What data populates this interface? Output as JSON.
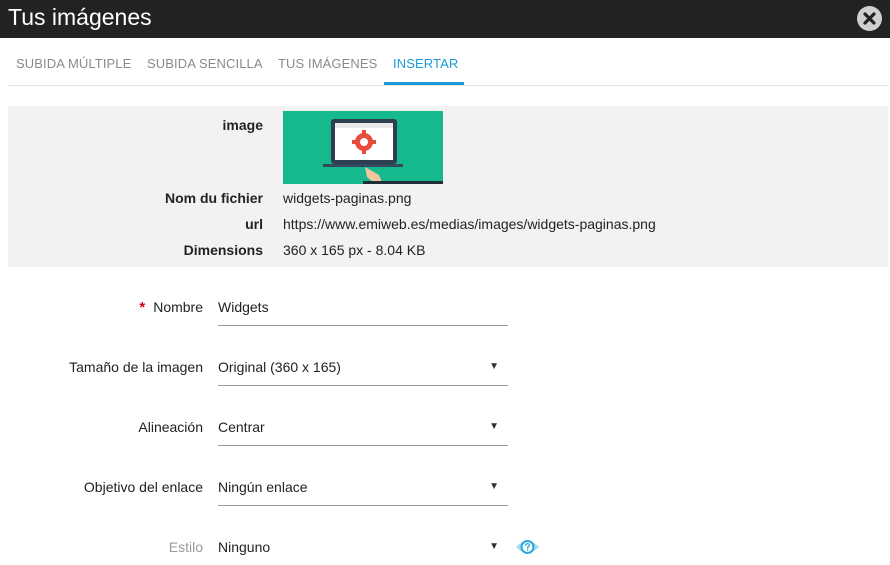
{
  "window": {
    "title": "Tus imágenes"
  },
  "tabs": [
    {
      "label": "SUBIDA MÚLTIPLE"
    },
    {
      "label": "SUBIDA SENCILLA"
    },
    {
      "label": "TUS IMÁGENES"
    },
    {
      "label": "INSERTAR"
    }
  ],
  "active_tab": "INSERTAR",
  "file_info": {
    "image_label": "image",
    "filename_label": "Nom du fichier",
    "filename": "widgets-paginas.png",
    "url_label": "url",
    "url": "https://www.emiweb.es/medias/images/widgets-paginas.png",
    "dimensions_label": "Dimensions",
    "dimensions": "360 x 165 px - 8.04 KB"
  },
  "form": {
    "required_mark": "*",
    "nombre_label": "Nombre",
    "nombre_value": "Widgets",
    "size_label": "Tamaño de la imagen",
    "size_value": "Original (360 x 165)",
    "align_label": "Alineación",
    "align_value": "Centrar",
    "link_label": "Objetivo del enlace",
    "link_value": "Ningún enlace",
    "style_label": "Estilo",
    "style_value": "Ninguno",
    "dropdown_arrow": "▼"
  },
  "colors": {
    "title_bar": "#222222",
    "accent": "#1a9ad6",
    "info_bg": "#f2f2f2",
    "thumb_bg": "#16b98e",
    "required": "#d0021b"
  },
  "icons": {
    "close": "close-icon",
    "help": "help-eye-icon",
    "dropdown": "chevron-down-icon"
  }
}
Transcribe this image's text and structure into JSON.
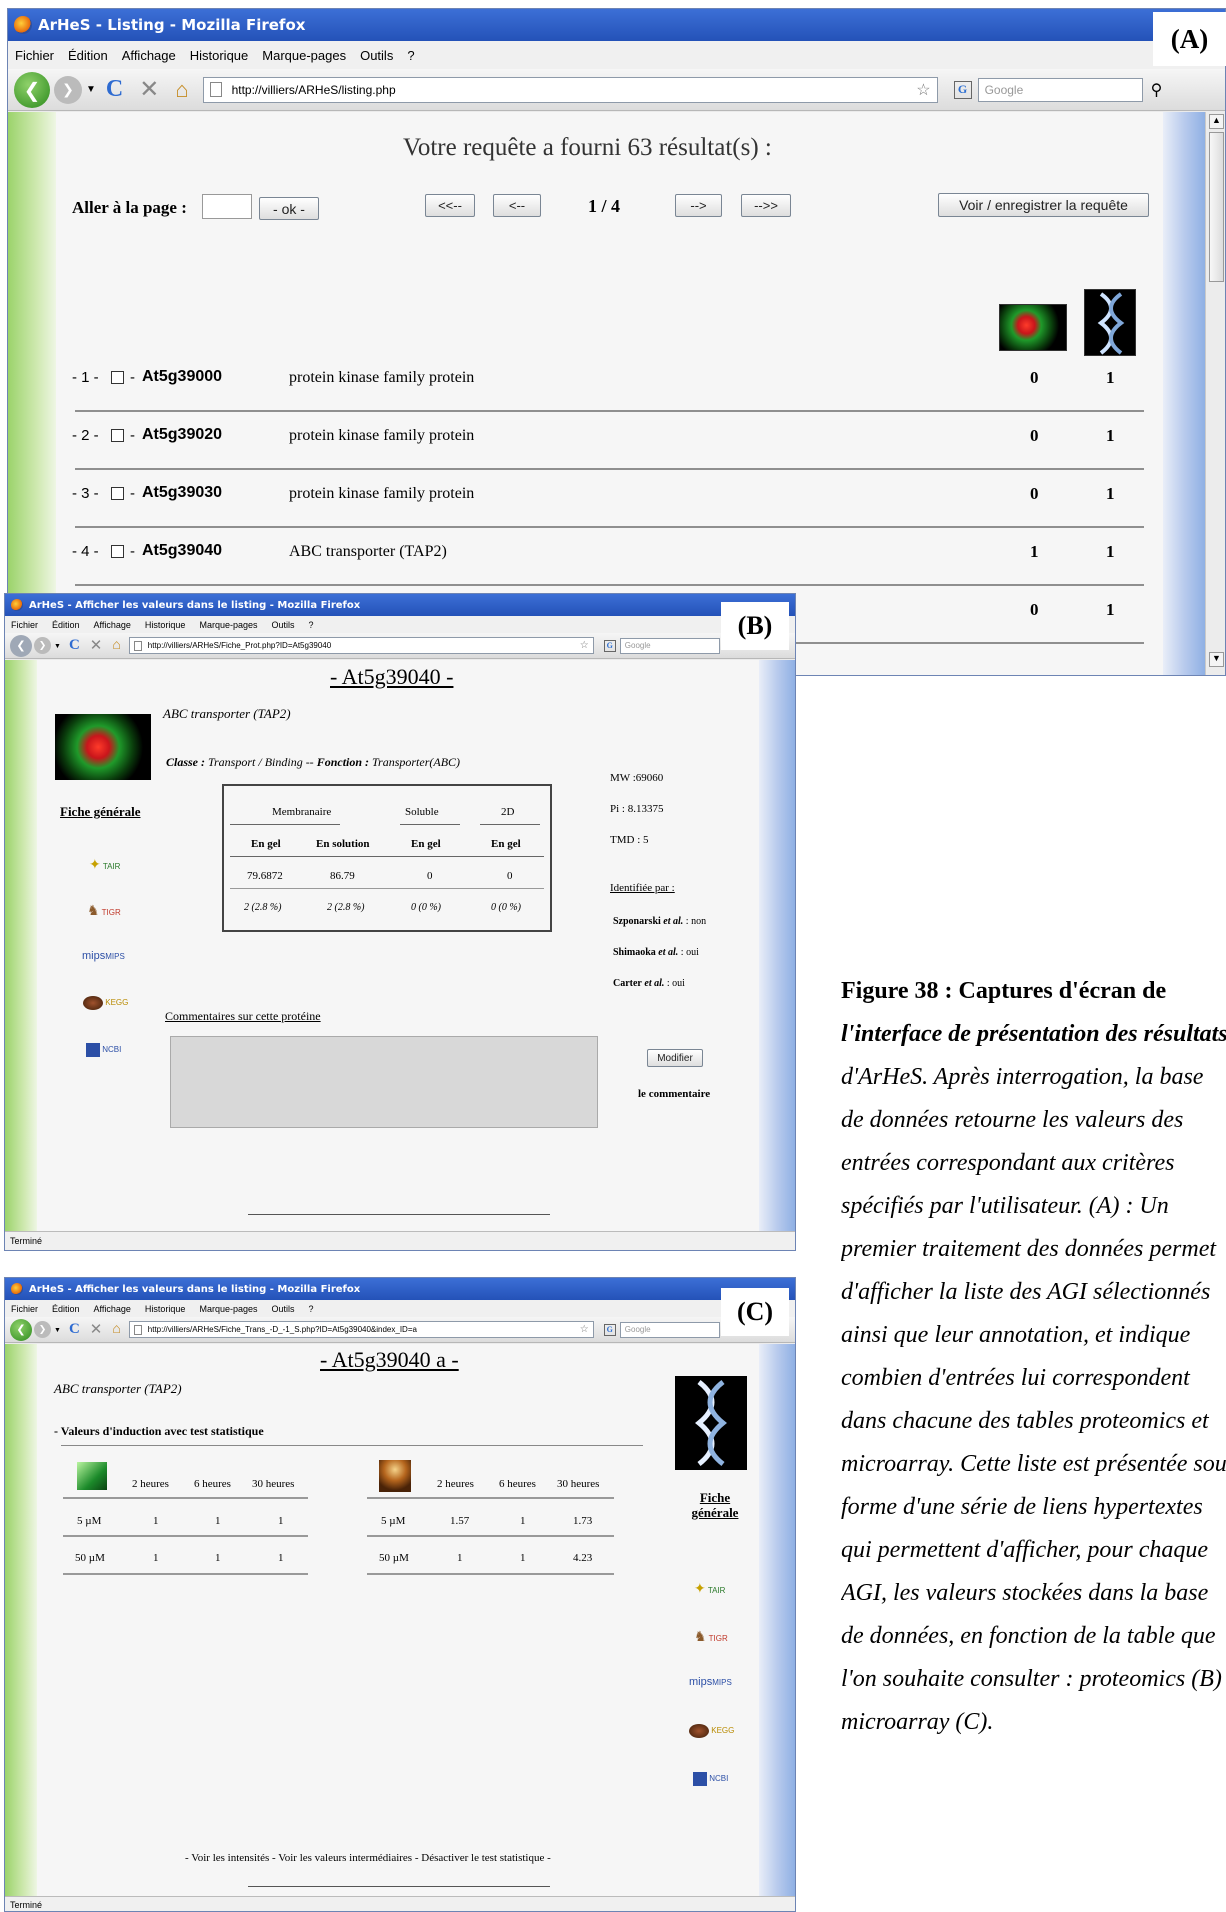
{
  "labels": {
    "a": "(A)",
    "b": "(B)",
    "c": "(C)"
  },
  "browser": {
    "menus": [
      "Fichier",
      "Édition",
      "Affichage",
      "Historique",
      "Marque-pages",
      "Outils",
      "?"
    ],
    "search_placeholder": "Google",
    "status_text": "Terminé"
  },
  "window_a": {
    "title": "ArHeS - Listing - Mozilla Firefox",
    "url": "http://villiers/ARHeS/listing.php",
    "heading": "Votre requête a fourni 63 résultat(s) :",
    "goto_label": "Aller à la page :",
    "ok_label": "- ok -",
    "first_label": "<<--",
    "prev_label": "<--",
    "page_indicator": "1 / 4",
    "next_label": "-->",
    "last_label": "-->>",
    "save_label": "Voir / enregistrer la requête",
    "rows": [
      {
        "num": "- 1 -",
        "agi": "At5g39000",
        "desc": "protein kinase family protein",
        "prot": "0",
        "micro": "1"
      },
      {
        "num": "- 2 -",
        "agi": "At5g39020",
        "desc": "protein kinase family protein",
        "prot": "0",
        "micro": "1"
      },
      {
        "num": "- 3 -",
        "agi": "At5g39030",
        "desc": "protein kinase family protein",
        "prot": "0",
        "micro": "1"
      },
      {
        "num": "- 4 -",
        "agi": "At5g39040",
        "desc": "ABC transporter (TAP2)",
        "prot": "1",
        "micro": "1"
      },
      {
        "num": "",
        "agi": "",
        "desc": "",
        "prot": "0",
        "micro": "1"
      }
    ]
  },
  "window_b": {
    "title": "ArHeS - Afficher les valeurs dans le listing - Mozilla Firefox",
    "url": "http://villiers/ARHeS/Fiche_Prot.php?ID=At5g39040",
    "heading": "- At5g39040 -",
    "annotation": "ABC transporter (TAP2)",
    "classe_label": "Classe :",
    "classe_value": "Transport / Binding --",
    "fonction_label": "Fonction :",
    "fonction_value": "Transporter(ABC)",
    "fiche_generale": "Fiche générale",
    "links": [
      "TAIR",
      "TIGR",
      "MIPS",
      "KEGG",
      "NCBI"
    ],
    "table_headers": [
      "Membranaire",
      "Soluble",
      "2D"
    ],
    "table_subheaders": [
      "En gel",
      "En solution",
      "En gel",
      "En gel"
    ],
    "table_values": [
      "79.6872",
      "86.79",
      "0",
      "0"
    ],
    "table_pct": [
      "2 (2.8 %)",
      "2 (2.8 %)",
      "0 (0 %)",
      "0 (0 %)"
    ],
    "mw": "MW :69060",
    "pi": "Pi : 8.13375",
    "tmd": "TMD : 5",
    "identified_by": "Identifiée par :",
    "authors": [
      {
        "name": "Szponarski",
        "etal": "et al.",
        "value": ": non"
      },
      {
        "name": "Shimaoka",
        "etal": "et al.",
        "value": ": oui"
      },
      {
        "name": "Carter",
        "etal": "et al.",
        "value": ": oui"
      }
    ],
    "comments_label": "Commentaires sur cette protéine",
    "modify_label": "Modifier",
    "comment_word": "le commentaire",
    "status_text": "Terminé"
  },
  "window_c": {
    "title": "ArHeS - Afficher les valeurs dans le listing - Mozilla Firefox",
    "url": "http://villiers/ARHeS/Fiche_Trans_-D_-1_S.php?ID=At5g39040&index_ID=a",
    "heading": "- At5g39040 a -",
    "annotation": "ABC transporter (TAP2)",
    "section_label": "- Valeurs d'induction avec test statistique",
    "time_headers": [
      "2 heures",
      "6 heures",
      "30 heures"
    ],
    "left_rows": [
      {
        "dose": "5 µM",
        "values": [
          "1",
          "1",
          "1"
        ]
      },
      {
        "dose": "50 µM",
        "values": [
          "1",
          "1",
          "1"
        ]
      }
    ],
    "right_rows": [
      {
        "dose": "5 µM",
        "values": [
          "1.57",
          "1",
          "1.73"
        ]
      },
      {
        "dose": "50 µM",
        "values": [
          "1",
          "1",
          "4.23"
        ]
      }
    ],
    "fiche_generale": "Fiche générale",
    "links": [
      "TAIR",
      "TIGR",
      "MIPS",
      "KEGG",
      "NCBI"
    ],
    "footer_links": "- Voir les intensités - Voir les valeurs intermédiaires - Désactiver le test statistique -",
    "status_text": "Terminé"
  },
  "caption": {
    "lines": [
      "Figure 38 : Captures d'écran de",
      "l'interface de présentation des résultats",
      "d'ArHeS. Après interrogation, la base",
      "de données retourne les valeurs des",
      "entrées correspondant aux critères",
      "spécifiés par l'utilisateur. (A) : Un",
      "premier traitement des données permet",
      "d'afficher la liste des AGI sélectionnés",
      "ainsi que leur annotation, et indique",
      "combien d'entrées lui correspondent",
      "dans chacune des tables proteomics et",
      "microarray. Cette liste est présentée sous",
      "forme d'une série de liens hypertextes",
      "qui permettent d'afficher, pour chaque",
      "AGI, les valeurs stockées dans la base",
      "de données, en fonction de la table que",
      "l'on souhaite consulter : proteomics (B)",
      "microarray (C)."
    ]
  }
}
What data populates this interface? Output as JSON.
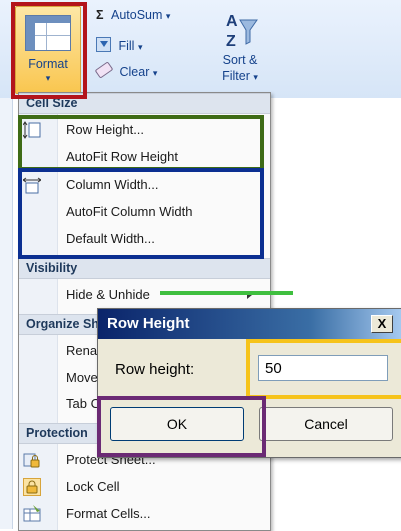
{
  "ribbon": {
    "format_label": "Format",
    "format_arrow": "▾",
    "autosum_label": "AutoSum",
    "fill_label": "Fill",
    "clear_label": "Clear",
    "sort_label_1": "Sort &",
    "sort_label_2": "Filter",
    "dropdown_glyph": "▾",
    "sigma_glyph": "Σ"
  },
  "menu": {
    "cell_size": {
      "header": "Cell Size",
      "items": [
        {
          "label": "Row Height...",
          "icon": "row-height-icon"
        },
        {
          "label": "AutoFit Row Height",
          "icon": ""
        },
        {
          "label": "Column Width...",
          "icon": "column-width-icon"
        },
        {
          "label": "AutoFit Column Width",
          "icon": ""
        },
        {
          "label": "Default Width...",
          "icon": ""
        }
      ]
    },
    "visibility": {
      "header": "Visibility",
      "items": [
        {
          "label": "Hide & Unhide",
          "has_submenu": true
        }
      ]
    },
    "organize": {
      "header": "Organize Sheets",
      "items": [
        {
          "label": "Rename Sheet"
        },
        {
          "label": "Move or Copy Sheet..."
        },
        {
          "label": "Tab Color"
        }
      ]
    },
    "protection": {
      "header": "Protection",
      "items": [
        {
          "label": "Protect Sheet...",
          "icon": "protect-sheet-icon"
        },
        {
          "label": "Lock Cell",
          "icon": "lock-icon"
        },
        {
          "label": "Format Cells...",
          "icon": "format-cells-icon"
        }
      ]
    }
  },
  "dialog": {
    "title": "Row Height",
    "close_glyph": "X",
    "field_label": "Row height:",
    "field_value": "50",
    "ok_label": "OK",
    "cancel_label": "Cancel"
  },
  "colors": {
    "highlight_red": "#b3141b",
    "highlight_green": "#3e6b16",
    "highlight_blue": "#0b2f91",
    "highlight_yellow": "#f6c31a",
    "highlight_purple": "#6b2a74"
  }
}
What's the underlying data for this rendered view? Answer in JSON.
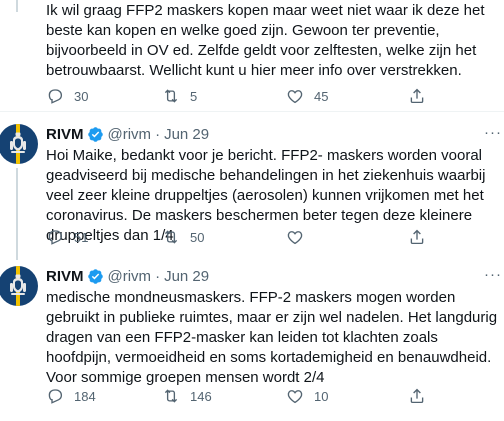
{
  "tweets": [
    {
      "text": "Ik wil graag FFP2 maskers kopen maar weet niet waar ik deze het beste kan kopen en welke goed zijn.  Gewoon ter preventie, bijvoorbeeld in OV ed. Zelfde geldt voor zelftesten, welke zijn het betrouwbaarst. Wellicht kunt u hier meer info over verstrekken.",
      "reply_count": "30",
      "retweet_count": "5",
      "like_count": "45"
    },
    {
      "name": "RIVM",
      "handle": "@rivm",
      "dot": "·",
      "date": "Jun 29",
      "more": "···",
      "text": "Hoi Maike, bedankt voor je bericht. FFP2- maskers worden vooral geadviseerd bij medische behandelingen in het ziekenhuis waarbij veel zeer kleine druppeltjes (aerosolen) kunnen vrijkomen met het coronavirus. De maskers beschermen beter tegen deze kleinere druppeltjes dan 1/4",
      "reply_count": "51",
      "retweet_count": "50",
      "like_count": ""
    },
    {
      "name": "RIVM",
      "handle": "@rivm",
      "dot": "·",
      "date": "Jun 29",
      "more": "···",
      "text": "medische mondneusmaskers. FFP-2 maskers mogen worden gebruikt in publieke ruimtes, maar er zijn wel nadelen. Het langdurig dragen van een FFP2-masker kan leiden tot klachten zoals hoofdpijn, vermoeidheid en soms kortademigheid en benauwdheid. Voor sommige groepen mensen wordt 2/4",
      "reply_count": "184",
      "retweet_count": "146",
      "like_count": "10"
    }
  ],
  "colors": {
    "text": "#0f1419",
    "muted": "#536471",
    "verified": "#1d9bf0",
    "thread_line": "#cfd9de",
    "avatar_bg": "#154273"
  },
  "icons": [
    "reply-icon",
    "retweet-icon",
    "like-icon",
    "share-icon",
    "verified-badge-icon",
    "rivm-logo"
  ]
}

++++

**Description of the task:**
Copy every line of the listing where the word "AutoFit" appears.

**Result of the task:**
          "label": "AutoFit Row Height",
          "label": "AutoFit Column Width",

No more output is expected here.